* **Data for this task**:
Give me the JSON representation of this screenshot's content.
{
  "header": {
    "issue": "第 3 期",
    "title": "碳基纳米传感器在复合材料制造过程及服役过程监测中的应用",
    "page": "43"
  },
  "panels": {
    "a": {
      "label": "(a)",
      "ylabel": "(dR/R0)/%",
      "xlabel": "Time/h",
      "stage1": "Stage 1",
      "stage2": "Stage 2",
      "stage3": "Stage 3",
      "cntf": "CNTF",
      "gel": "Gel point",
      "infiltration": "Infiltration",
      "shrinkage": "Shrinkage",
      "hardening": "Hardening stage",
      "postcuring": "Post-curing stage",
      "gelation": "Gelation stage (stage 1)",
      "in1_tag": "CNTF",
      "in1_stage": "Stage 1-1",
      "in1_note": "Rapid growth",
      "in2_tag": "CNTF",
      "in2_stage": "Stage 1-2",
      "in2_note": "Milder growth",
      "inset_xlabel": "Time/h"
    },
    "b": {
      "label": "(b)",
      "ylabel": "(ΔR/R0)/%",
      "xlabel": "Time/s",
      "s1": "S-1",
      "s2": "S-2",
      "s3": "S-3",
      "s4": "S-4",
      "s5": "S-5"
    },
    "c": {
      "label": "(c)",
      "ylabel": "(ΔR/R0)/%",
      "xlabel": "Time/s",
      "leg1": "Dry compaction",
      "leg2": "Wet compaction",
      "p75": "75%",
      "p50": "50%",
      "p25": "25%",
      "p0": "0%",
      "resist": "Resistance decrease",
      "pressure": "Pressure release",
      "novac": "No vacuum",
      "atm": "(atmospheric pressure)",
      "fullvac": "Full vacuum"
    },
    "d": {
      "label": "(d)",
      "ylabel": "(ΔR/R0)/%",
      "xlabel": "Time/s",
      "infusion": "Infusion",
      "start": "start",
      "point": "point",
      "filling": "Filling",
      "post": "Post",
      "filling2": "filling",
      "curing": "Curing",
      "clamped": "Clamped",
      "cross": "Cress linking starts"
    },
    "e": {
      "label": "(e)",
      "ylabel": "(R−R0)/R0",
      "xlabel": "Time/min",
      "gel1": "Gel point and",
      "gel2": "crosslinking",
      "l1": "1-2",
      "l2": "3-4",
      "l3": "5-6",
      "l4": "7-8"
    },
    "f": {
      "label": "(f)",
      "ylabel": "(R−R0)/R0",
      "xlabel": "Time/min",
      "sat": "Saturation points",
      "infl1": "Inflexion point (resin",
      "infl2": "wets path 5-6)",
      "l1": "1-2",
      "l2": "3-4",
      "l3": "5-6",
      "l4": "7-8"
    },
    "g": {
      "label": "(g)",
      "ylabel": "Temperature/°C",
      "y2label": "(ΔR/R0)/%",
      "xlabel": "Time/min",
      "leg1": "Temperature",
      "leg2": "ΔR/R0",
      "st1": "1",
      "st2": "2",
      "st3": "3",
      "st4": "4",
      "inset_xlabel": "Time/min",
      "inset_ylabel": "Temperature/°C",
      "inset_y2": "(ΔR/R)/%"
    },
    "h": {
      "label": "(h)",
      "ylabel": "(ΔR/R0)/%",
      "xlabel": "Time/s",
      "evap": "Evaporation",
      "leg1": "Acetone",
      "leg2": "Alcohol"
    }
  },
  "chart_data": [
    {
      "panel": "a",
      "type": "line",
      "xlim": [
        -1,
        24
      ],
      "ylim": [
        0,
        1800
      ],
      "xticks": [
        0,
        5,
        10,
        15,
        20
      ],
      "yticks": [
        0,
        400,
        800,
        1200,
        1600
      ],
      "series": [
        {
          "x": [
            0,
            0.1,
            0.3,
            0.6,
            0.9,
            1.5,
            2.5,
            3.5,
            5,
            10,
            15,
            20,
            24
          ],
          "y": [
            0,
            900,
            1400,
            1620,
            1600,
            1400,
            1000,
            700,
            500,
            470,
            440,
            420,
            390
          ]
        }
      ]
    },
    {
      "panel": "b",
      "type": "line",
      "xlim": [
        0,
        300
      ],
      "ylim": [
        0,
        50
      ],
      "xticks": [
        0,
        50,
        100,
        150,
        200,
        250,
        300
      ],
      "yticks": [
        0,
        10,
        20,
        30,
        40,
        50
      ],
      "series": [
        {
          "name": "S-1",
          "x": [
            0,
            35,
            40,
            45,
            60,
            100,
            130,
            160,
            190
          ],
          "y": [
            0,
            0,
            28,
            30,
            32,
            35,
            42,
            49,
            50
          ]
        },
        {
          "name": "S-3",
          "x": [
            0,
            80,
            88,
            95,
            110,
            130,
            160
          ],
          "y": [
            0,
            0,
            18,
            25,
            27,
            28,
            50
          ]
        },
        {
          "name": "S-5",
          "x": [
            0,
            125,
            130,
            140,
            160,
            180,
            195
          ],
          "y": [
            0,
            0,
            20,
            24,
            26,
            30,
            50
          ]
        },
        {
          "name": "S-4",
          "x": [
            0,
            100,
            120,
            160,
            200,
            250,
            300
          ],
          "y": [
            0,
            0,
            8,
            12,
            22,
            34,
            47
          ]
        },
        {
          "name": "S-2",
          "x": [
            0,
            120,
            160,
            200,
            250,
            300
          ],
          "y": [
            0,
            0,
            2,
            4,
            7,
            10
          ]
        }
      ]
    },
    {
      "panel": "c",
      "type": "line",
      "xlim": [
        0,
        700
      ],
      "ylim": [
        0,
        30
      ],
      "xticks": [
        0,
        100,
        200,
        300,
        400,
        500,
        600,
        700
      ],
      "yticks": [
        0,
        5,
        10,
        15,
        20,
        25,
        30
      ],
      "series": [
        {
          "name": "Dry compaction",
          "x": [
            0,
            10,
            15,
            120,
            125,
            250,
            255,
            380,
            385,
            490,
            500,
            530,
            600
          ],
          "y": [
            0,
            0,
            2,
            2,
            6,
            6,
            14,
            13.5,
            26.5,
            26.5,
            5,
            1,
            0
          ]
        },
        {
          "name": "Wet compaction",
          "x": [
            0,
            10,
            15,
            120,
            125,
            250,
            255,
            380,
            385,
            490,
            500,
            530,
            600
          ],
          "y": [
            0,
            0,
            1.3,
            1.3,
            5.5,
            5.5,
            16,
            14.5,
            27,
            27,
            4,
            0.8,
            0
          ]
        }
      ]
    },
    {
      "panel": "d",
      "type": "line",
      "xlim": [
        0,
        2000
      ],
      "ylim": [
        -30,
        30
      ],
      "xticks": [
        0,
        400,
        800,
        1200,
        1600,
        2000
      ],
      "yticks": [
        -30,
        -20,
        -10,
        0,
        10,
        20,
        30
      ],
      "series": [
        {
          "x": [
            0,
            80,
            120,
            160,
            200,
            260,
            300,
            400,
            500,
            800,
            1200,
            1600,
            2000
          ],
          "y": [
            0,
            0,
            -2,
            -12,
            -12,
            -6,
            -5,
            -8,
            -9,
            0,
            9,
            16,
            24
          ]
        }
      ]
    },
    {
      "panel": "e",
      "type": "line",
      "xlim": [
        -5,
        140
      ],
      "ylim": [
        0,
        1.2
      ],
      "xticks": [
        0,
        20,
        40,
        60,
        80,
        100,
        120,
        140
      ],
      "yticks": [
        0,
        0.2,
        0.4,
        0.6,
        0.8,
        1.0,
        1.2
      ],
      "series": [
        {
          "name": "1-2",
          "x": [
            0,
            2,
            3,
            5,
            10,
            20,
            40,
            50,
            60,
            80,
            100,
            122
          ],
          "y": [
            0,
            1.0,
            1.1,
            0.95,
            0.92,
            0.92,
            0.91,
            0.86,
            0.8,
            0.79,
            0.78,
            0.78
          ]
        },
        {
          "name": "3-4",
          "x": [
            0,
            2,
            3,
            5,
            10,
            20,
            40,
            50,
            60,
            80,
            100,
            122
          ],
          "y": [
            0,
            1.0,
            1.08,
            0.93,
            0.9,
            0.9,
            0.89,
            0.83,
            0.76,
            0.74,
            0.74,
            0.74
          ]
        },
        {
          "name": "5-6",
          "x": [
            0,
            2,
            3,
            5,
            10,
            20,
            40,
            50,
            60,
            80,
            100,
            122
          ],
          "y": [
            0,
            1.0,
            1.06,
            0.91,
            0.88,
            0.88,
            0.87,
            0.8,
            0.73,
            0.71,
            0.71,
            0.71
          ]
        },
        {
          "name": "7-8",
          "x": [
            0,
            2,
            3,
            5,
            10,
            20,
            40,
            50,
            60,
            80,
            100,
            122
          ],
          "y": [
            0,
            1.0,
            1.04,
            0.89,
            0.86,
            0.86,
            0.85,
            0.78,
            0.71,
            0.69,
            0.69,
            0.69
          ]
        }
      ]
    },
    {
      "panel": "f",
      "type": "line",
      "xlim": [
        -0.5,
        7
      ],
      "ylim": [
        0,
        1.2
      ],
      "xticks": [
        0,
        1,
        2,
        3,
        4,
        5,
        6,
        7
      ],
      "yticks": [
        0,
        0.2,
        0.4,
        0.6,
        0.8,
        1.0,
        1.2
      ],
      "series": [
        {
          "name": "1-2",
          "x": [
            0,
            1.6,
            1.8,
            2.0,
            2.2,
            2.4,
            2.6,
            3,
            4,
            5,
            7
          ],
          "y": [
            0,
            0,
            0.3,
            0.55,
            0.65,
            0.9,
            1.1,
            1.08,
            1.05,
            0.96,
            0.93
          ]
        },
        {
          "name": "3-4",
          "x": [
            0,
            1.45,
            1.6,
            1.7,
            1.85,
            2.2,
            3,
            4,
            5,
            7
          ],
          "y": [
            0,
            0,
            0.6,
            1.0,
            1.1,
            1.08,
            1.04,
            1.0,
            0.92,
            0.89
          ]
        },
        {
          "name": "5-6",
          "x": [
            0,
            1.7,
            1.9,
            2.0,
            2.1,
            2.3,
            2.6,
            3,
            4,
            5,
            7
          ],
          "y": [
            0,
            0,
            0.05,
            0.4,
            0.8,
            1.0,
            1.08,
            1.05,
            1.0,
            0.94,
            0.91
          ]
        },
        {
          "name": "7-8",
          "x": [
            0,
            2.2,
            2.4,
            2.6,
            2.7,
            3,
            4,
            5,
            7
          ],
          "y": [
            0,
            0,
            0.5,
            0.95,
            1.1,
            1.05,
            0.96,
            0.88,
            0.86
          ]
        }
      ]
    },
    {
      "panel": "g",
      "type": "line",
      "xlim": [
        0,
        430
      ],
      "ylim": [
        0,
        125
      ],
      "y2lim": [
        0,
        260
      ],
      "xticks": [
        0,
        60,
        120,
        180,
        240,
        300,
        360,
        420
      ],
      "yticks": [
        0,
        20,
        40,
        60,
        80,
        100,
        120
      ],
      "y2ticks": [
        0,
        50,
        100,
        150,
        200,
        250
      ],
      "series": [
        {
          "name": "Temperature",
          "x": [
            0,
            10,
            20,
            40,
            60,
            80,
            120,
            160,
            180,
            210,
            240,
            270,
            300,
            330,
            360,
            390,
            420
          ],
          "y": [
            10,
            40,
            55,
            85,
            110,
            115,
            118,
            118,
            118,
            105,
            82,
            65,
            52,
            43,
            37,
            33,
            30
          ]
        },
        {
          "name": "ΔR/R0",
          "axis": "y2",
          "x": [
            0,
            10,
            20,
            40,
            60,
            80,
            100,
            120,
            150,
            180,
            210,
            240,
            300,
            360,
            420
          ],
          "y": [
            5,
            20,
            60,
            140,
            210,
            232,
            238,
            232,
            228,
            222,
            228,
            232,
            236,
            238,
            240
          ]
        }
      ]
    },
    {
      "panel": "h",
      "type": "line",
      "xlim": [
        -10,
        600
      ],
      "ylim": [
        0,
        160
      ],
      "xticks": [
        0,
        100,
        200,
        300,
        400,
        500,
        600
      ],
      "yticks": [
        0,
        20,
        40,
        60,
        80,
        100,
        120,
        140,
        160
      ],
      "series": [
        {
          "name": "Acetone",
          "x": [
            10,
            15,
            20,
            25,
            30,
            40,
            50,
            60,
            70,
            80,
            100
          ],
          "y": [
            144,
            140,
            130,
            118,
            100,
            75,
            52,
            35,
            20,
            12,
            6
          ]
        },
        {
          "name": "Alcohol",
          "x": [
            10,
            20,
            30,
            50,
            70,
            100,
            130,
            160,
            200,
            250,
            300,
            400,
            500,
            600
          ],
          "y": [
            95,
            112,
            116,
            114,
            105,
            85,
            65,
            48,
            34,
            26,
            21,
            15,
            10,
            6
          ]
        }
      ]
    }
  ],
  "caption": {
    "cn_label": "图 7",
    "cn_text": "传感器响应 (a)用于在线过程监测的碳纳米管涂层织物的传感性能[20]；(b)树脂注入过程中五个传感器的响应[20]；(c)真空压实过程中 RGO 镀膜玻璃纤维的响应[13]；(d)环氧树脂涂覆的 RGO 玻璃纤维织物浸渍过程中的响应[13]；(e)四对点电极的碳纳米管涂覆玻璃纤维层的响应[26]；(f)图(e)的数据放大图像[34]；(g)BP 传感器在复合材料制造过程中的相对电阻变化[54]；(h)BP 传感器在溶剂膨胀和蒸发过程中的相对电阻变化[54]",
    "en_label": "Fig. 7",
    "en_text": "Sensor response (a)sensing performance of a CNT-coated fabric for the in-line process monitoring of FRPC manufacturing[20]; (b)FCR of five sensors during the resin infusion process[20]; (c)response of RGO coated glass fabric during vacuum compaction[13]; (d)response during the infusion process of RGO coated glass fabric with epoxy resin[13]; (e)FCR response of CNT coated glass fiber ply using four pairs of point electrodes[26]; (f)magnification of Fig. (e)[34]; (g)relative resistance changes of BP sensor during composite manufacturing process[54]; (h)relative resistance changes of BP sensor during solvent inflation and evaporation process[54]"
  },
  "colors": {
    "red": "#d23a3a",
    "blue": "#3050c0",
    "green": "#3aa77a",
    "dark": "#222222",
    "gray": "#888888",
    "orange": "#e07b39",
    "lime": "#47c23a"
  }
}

* **Task statement**: List every line in the records above that contains the word "Post".

* **Output for this exercise**:
      "postcuring": "Post-curing stage",
      "post": "Post",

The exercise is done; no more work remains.